Data records:
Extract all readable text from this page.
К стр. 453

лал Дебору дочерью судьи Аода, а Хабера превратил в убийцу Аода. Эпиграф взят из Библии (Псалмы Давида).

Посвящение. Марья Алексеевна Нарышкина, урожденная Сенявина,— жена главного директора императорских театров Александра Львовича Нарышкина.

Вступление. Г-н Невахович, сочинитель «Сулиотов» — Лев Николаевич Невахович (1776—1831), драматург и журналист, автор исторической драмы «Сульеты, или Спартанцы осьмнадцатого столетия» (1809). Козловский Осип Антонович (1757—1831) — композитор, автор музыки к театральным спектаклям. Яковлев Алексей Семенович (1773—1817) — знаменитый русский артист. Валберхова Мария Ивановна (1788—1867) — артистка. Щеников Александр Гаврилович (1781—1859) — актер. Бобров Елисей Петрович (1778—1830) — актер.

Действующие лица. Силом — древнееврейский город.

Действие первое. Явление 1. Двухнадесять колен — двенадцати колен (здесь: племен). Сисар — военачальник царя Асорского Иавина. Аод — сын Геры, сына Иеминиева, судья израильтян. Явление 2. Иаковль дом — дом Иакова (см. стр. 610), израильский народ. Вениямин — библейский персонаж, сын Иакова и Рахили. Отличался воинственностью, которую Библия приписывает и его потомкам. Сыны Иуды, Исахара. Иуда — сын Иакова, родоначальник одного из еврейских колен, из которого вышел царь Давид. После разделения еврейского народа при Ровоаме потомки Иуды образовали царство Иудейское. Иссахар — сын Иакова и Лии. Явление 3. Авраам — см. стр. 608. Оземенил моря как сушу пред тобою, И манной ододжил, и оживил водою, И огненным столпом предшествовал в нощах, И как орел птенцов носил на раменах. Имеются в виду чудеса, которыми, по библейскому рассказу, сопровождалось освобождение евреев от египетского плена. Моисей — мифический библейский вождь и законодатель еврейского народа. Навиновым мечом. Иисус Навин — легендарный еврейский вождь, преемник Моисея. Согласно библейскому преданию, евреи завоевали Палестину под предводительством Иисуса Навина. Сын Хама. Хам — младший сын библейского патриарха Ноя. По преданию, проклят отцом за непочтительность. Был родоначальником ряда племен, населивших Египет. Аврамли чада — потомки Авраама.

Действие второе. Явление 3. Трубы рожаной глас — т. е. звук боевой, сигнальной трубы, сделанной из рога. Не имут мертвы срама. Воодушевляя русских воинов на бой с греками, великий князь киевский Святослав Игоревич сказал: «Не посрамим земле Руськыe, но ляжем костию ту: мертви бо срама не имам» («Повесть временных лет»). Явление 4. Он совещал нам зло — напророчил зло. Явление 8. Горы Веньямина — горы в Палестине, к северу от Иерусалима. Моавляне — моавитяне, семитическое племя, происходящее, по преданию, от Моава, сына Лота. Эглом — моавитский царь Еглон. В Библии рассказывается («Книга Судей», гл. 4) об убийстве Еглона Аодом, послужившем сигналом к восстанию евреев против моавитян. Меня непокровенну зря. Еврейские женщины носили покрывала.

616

Task instructions:
All of the data needs to be reproduced exactly, with no line missing.

Exercise solution:
Extract all readable text from this page.
К стр. 453

лал Дебору дочерью судьи Аода, а Хабера превратил в убийцу Аода. Эпиграф взят из Библии (Псалмы Давида).

Посвящение. Марья Алексеевна Нарышкина, урожденная Сенявина,— жена главного директора императорских театров Александра Львовича Нарышкина.

Вступление. Г-н Невахович, сочинитель «Сулиотов» — Лев Николаевич Невахович (1776—1831), драматург и журналист, автор исторической драмы «Сульеты, или Спартанцы осьмнадцатого столетия» (1809). Козловский Осип Антонович (1757—1831) — композитор, автор музыки к театральным спектаклям. Яковлев Алексей Семенович (1773—1817) — знаменитый русский артист. Валберхова Мария Ивановна (1788—1867) — артистка. Щеников Александр Гаврилович (1781—1859) — актер. Бобров Елисей Петрович (1778—1830) — актер.

Действующие лица. Силом — древнееврейский город.

Действие первое. Явление 1. Двухнадесять колен — двенадцати колен (здесь: племен). Сисар — военачальник царя Асорского Иавина. Аод — сын Геры, сына Иеминиева, судья израильтян. Явление 2. Иаковль дом — дом Иакова (см. стр. 610), израильский народ. Вениямин — библейский персонаж, сын Иакова и Рахили. Отличался воинственностью, которую Библия приписывает и его потомкам. Сыны Иуды, Исахара. Иуда — сын Иакова, родоначальник одного из еврейских колен, из которого вышел царь Давид. После разделения еврейского народа при Ровоаме потомки Иуды образовали царство Иудейское. Иссахар — сын Иакова и Лии. Явление 3. Авраам — см. стр. 608. Оземенил моря как сушу пред тобою, И манной ододжил, и оживил водою, И огненным столпом предшествовал в нощах, И как орел птенцов носил на раменах. Имеются в виду чудеса, которыми, по библейскому рассказу, сопровождалось освобождение евреев от египетского плена. Моисей — мифический библейский вождь и законодатель еврейского народа. Навиновым мечом. Иисус Навин — легендарный еврейский вождь, преемник Моисея. Согласно библейскому преданию, евреи завоевали Палестину под предводительством Иисуса Навина. Сын Хама. Хам — младший сын библейского патриарха Ноя. По преданию, проклят отцом за непочтительность. Был родоначальником ряда племен, населивших Египет. Аврамли чада — потомки Авраама.

Действие второе. Явление 3. Трубы рожаной глас — т. е. звук боевой, сигнальной трубы, сделанной из рога. Не имут мертвы срама. Воодушевляя русских воинов на бой с греками, великий князь киевский Святослав Игоревич сказал: «Не посрамим земле Руськыe, но ляжем костию ту: мертви бо срама не имам» («Повесть временных лет»). Явление 4. Он совещал нам зло — напророчил зло. Явление 8. Горы Веньямина — горы в Палестине, к северу от Иерусалима. Моавляне — моавитяне, семитическое племя, происходящее, по преданию, от Моава, сына Лота. Эглом — моавитский царь Еглон. В Библии рассказывается («Книга Судей», гл. 4) об убийстве Еглона Аодом, послужившем сигналом к восстанию евреев против моавитян. Меня непокровенну зря. Еврейские женщины носили покрывала.

616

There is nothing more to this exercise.